◆ **INPUT RECORDS**
---
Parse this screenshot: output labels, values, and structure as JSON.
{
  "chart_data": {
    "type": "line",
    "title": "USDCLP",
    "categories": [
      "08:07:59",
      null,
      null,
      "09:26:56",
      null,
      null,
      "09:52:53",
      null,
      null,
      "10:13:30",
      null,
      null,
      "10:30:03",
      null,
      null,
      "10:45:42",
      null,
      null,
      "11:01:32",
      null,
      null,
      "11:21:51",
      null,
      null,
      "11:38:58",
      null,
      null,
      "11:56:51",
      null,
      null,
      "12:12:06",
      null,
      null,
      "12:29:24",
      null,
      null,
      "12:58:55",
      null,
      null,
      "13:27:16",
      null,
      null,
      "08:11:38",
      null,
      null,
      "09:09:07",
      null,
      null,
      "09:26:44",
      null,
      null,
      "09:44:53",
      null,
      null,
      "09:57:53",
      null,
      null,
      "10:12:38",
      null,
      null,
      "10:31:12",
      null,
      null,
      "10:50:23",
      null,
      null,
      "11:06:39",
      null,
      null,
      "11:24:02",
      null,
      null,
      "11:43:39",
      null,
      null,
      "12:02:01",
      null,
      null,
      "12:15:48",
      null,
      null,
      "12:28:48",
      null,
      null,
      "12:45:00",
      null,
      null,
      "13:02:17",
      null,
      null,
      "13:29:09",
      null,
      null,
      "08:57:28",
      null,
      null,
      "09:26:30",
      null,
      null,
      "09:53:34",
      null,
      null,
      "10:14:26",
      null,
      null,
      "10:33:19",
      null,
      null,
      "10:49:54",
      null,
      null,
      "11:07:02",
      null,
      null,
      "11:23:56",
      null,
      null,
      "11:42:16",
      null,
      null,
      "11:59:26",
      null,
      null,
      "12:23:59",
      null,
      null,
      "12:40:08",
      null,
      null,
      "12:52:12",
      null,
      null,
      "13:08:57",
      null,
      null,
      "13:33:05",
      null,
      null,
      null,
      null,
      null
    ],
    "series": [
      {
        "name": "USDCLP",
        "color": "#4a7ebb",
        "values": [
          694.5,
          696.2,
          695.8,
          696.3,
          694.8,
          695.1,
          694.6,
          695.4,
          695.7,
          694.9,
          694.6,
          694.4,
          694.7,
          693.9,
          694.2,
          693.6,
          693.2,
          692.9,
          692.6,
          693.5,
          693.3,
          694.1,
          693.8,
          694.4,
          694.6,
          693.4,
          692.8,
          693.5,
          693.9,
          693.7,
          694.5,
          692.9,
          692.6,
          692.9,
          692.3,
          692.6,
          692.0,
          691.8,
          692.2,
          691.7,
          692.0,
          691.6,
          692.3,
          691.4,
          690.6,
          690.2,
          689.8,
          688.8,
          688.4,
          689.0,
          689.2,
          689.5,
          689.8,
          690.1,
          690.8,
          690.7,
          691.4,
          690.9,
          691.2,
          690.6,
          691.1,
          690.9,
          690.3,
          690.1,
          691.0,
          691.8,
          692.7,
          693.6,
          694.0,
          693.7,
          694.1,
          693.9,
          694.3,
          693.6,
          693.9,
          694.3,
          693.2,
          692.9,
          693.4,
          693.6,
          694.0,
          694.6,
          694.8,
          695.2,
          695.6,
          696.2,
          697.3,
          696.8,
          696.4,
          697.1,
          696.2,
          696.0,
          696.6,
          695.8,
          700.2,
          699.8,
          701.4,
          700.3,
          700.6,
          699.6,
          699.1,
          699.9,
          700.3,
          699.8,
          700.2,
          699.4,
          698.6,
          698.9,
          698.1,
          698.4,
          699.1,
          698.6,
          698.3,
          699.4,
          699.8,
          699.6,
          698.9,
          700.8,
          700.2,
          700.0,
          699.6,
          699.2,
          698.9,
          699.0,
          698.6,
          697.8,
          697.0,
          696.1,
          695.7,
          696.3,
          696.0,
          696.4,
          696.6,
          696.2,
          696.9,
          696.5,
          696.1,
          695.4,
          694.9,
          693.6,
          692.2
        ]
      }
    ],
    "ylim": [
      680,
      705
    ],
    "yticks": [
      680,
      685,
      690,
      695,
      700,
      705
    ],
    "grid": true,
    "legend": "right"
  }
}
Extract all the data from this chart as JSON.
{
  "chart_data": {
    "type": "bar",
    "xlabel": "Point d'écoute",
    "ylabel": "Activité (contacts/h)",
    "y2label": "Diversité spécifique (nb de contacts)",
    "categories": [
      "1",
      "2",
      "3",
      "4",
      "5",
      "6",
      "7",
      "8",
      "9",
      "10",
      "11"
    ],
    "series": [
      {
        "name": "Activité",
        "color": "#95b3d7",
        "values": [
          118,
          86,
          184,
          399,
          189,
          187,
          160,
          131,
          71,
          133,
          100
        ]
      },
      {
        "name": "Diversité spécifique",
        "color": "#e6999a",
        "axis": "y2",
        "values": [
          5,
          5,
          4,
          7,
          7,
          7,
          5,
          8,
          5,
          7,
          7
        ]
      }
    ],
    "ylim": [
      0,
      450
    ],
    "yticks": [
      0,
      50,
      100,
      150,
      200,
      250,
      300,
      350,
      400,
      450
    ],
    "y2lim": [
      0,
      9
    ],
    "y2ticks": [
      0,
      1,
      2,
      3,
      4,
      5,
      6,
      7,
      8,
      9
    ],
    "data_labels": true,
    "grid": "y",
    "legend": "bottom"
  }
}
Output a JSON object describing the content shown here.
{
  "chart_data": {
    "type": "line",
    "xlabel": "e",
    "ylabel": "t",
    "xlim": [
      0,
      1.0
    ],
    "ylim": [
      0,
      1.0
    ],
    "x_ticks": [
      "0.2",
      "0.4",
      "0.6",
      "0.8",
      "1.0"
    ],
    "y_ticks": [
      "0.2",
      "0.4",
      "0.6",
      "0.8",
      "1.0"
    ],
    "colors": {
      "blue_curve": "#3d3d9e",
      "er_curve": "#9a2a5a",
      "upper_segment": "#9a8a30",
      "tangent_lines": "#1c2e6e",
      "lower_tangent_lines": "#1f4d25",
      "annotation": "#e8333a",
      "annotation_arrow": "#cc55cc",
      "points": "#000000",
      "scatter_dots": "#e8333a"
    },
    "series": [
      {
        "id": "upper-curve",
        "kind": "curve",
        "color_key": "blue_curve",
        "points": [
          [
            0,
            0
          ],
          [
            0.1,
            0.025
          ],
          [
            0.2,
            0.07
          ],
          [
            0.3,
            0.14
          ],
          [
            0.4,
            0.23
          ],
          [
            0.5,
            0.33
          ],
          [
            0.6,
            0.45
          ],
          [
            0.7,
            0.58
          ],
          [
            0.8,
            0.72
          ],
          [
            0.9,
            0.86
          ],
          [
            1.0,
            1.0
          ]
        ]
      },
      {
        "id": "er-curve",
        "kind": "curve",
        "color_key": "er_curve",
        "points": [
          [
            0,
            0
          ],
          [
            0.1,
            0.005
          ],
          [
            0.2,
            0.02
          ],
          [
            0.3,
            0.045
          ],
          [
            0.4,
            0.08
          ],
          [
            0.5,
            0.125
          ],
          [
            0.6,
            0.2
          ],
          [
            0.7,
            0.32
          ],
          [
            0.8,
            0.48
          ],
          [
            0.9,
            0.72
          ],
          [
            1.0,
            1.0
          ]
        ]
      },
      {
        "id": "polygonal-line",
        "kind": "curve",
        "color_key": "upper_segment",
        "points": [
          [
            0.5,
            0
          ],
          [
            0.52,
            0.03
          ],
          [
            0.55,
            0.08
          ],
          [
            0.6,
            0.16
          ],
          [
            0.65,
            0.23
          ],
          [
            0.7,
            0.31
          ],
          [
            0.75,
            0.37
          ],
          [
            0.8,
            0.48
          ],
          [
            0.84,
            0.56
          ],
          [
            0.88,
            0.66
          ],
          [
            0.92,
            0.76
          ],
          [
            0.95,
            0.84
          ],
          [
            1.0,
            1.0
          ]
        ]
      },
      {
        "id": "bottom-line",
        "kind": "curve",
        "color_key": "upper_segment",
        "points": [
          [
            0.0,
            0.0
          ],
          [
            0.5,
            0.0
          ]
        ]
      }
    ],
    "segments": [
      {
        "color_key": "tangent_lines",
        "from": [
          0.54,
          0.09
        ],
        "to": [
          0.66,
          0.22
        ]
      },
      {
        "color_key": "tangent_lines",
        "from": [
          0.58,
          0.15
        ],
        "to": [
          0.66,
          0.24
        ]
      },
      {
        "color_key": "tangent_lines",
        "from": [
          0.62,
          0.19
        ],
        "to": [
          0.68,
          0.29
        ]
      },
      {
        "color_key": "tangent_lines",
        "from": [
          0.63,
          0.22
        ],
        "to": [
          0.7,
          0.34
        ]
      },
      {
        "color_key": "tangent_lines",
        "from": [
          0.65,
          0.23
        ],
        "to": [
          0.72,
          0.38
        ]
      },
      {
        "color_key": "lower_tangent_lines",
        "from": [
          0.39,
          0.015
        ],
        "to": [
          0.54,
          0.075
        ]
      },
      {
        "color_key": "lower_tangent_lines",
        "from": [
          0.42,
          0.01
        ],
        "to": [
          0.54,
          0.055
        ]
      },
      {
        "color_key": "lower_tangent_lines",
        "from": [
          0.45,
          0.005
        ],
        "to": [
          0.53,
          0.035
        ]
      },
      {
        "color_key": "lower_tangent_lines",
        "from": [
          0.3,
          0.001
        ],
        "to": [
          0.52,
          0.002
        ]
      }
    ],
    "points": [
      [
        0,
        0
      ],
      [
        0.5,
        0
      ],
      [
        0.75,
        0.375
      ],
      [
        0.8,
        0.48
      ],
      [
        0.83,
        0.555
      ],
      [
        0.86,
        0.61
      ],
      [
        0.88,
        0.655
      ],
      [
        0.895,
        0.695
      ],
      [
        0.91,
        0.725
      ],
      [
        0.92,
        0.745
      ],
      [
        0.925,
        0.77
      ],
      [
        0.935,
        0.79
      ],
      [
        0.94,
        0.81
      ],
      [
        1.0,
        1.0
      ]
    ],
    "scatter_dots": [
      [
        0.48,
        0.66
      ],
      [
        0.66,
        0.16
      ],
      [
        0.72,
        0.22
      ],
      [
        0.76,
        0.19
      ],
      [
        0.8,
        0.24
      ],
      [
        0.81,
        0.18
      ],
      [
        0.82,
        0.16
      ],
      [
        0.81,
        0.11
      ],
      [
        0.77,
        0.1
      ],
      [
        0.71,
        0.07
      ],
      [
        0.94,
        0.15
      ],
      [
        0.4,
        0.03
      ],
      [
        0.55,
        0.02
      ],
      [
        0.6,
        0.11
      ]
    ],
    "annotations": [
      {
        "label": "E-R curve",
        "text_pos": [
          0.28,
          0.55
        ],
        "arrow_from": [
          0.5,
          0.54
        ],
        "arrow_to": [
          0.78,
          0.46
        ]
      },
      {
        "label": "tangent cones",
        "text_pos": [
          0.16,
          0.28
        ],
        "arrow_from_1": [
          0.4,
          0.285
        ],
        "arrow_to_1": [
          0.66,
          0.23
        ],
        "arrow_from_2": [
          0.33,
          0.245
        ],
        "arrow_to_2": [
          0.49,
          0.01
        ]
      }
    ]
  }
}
---
◆ **TASK GOAL**
Only lines with "contacts" are wanted here; list each of them.

◆ **RESULT OF THIS EXERCISE**
    "ylabel": "Activité (contacts/h)",
    "y2label": "Diversité spécifique (nb de contacts)",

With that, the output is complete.